» **Written instruction**: Word for word, restate every line of the material.

--- begin ---

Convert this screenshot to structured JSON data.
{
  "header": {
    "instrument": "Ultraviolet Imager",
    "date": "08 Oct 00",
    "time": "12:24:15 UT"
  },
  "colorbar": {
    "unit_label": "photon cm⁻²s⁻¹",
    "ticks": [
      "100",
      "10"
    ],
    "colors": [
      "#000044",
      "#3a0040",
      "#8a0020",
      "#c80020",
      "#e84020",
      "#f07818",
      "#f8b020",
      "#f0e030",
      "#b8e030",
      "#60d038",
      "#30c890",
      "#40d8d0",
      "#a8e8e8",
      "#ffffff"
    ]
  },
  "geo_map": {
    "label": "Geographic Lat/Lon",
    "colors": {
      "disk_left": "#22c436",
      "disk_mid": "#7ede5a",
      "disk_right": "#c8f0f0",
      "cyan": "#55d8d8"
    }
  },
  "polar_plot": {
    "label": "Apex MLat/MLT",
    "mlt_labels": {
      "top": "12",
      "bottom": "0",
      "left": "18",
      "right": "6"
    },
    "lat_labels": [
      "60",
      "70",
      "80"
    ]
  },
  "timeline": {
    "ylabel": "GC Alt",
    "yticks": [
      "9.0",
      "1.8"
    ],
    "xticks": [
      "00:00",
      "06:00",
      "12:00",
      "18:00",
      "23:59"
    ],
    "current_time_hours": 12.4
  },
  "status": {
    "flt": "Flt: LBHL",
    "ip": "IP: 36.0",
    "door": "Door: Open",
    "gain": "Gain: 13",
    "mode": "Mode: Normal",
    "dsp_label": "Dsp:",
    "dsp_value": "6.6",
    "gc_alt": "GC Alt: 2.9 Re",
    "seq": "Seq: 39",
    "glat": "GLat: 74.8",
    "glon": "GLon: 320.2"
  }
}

--- end ---

» **Finished exercise**:
Convert this screenshot to structured JSON data.
{
  "header": {
    "instrument": "Ultraviolet Imager",
    "date": "08 Oct 00",
    "time": "12:24:15 UT"
  },
  "colorbar": {
    "unit_label": "photon cm⁻²s⁻¹",
    "ticks": [
      "100",
      "10"
    ],
    "colors": [
      "#000044",
      "#3a0040",
      "#8a0020",
      "#c80020",
      "#e84020",
      "#f07818",
      "#f8b020",
      "#f0e030",
      "#b8e030",
      "#60d038",
      "#30c890",
      "#40d8d0",
      "#a8e8e8",
      "#ffffff"
    ]
  },
  "geo_map": {
    "label": "Geographic Lat/Lon",
    "colors": {
      "disk_left": "#22c436",
      "disk_mid": "#7ede5a",
      "disk_right": "#c8f0f0",
      "cyan": "#55d8d8"
    }
  },
  "polar_plot": {
    "label": "Apex MLat/MLT",
    "mlt_labels": {
      "top": "12",
      "bottom": "0",
      "left": "18",
      "right": "6"
    },
    "lat_labels": [
      "60",
      "70",
      "80"
    ]
  },
  "timeline": {
    "ylabel": "GC Alt",
    "yticks": [
      "9.0",
      "1.8"
    ],
    "xticks": [
      "00:00",
      "06:00",
      "12:00",
      "18:00",
      "23:59"
    ],
    "current_time_hours": 12.4
  },
  "status": {
    "flt": "Flt: LBHL",
    "ip": "IP: 36.0",
    "door": "Door: Open",
    "gain": "Gain: 13",
    "mode": "Mode: Normal",
    "dsp_label": "Dsp:",
    "dsp_value": "6.6",
    "gc_alt": "GC Alt: 2.9 Re",
    "seq": "Seq: 39",
    "glat": "GLat: 74.8",
    "glon": "GLon: 320.2"
  }
}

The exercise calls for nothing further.